### [INPUT]
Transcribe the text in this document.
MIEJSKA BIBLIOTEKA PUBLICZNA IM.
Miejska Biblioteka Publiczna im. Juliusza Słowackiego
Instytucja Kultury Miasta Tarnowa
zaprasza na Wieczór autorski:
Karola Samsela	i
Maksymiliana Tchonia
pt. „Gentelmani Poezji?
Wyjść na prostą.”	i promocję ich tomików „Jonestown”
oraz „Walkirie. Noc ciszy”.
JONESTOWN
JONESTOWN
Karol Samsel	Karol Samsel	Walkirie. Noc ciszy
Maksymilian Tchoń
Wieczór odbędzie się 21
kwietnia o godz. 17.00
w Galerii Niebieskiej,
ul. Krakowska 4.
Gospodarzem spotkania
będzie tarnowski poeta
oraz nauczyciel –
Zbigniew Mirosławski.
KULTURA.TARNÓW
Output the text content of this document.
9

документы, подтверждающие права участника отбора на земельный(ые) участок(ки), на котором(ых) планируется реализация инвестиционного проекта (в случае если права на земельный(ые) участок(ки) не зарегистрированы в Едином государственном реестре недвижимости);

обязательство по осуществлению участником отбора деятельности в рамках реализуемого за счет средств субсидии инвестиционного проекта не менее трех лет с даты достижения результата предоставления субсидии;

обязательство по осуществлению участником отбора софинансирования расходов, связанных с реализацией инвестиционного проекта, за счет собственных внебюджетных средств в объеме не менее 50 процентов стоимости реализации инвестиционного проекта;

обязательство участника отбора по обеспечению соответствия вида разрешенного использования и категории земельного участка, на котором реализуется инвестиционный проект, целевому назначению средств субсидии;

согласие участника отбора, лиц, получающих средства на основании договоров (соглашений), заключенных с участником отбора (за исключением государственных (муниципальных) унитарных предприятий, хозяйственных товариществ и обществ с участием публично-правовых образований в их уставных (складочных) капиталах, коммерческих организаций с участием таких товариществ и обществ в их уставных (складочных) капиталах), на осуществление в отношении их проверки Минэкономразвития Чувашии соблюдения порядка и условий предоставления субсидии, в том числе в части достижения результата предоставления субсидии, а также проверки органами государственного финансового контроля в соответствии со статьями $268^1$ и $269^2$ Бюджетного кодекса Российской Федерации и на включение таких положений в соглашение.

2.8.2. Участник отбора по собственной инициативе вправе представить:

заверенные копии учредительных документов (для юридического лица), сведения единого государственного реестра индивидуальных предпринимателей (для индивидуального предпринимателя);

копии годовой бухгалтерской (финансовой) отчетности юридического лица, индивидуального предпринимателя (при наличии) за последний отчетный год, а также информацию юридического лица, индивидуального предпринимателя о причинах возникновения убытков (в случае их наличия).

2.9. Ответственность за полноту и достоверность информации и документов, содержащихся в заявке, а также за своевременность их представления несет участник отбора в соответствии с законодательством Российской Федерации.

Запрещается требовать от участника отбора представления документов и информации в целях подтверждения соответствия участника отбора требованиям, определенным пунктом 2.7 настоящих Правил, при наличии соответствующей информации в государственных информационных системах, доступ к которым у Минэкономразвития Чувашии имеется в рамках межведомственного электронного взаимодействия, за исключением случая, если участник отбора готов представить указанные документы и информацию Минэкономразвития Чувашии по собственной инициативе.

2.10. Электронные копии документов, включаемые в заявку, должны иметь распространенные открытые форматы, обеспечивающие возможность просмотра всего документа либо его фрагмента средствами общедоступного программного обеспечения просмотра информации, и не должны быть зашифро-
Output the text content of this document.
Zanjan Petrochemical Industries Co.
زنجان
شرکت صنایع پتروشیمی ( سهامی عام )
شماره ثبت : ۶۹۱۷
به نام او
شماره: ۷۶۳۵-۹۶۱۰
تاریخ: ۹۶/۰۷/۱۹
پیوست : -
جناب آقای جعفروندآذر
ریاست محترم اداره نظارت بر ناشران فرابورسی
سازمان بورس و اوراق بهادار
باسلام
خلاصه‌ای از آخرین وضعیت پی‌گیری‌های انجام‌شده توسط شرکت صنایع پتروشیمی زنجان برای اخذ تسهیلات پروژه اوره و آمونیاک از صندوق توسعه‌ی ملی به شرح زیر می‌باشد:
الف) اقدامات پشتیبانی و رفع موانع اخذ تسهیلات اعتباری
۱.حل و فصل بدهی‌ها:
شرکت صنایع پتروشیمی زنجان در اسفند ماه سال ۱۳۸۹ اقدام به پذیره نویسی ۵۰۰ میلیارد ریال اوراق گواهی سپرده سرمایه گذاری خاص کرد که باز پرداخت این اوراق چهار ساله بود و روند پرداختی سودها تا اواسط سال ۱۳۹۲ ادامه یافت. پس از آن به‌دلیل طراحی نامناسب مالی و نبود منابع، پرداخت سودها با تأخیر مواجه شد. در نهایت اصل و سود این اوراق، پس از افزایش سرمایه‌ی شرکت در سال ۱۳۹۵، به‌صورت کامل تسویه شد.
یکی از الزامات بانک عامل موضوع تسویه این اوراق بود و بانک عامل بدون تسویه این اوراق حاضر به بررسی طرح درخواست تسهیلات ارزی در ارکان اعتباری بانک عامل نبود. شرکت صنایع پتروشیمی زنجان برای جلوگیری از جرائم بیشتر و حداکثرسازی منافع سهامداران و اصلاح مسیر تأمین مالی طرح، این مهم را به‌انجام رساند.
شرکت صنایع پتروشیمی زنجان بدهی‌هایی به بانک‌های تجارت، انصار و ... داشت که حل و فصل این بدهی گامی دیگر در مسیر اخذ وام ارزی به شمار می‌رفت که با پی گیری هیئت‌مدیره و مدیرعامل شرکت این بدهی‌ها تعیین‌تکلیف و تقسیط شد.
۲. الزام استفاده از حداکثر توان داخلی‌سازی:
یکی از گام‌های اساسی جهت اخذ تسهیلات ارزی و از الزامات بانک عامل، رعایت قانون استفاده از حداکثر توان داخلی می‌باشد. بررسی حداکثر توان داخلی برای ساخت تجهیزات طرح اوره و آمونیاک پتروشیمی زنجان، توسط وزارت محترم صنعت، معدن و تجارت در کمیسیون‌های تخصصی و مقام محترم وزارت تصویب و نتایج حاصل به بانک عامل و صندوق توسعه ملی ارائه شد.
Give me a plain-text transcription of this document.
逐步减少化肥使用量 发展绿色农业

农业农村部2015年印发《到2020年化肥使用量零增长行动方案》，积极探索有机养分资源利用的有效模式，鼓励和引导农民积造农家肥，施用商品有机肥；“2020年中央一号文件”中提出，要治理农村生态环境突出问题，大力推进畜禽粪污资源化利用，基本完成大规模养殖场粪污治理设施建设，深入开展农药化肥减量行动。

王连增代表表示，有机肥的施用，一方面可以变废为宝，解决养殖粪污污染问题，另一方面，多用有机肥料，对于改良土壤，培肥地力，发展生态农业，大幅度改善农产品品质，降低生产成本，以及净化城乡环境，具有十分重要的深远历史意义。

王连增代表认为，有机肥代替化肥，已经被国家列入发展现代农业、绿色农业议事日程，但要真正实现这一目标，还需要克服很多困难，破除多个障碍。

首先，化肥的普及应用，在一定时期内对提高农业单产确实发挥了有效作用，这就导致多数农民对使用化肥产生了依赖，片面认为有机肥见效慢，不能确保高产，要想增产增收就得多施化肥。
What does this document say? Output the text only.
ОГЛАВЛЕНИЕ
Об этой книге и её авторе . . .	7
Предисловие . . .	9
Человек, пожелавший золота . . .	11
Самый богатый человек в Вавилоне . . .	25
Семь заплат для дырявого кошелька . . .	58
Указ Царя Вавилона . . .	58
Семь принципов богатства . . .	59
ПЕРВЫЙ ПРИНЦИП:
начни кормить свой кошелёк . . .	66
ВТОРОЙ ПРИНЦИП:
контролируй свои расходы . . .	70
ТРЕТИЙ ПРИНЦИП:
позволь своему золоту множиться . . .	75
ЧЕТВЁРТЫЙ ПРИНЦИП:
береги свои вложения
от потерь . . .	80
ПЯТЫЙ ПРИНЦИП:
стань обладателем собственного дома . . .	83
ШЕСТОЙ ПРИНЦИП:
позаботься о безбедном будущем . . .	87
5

### [AIM OF THE TASK]
Show all lines from the records above where the word "свои" occurs.

### [RESULT]
контролируй свои расходы . . .	70
береги свои вложения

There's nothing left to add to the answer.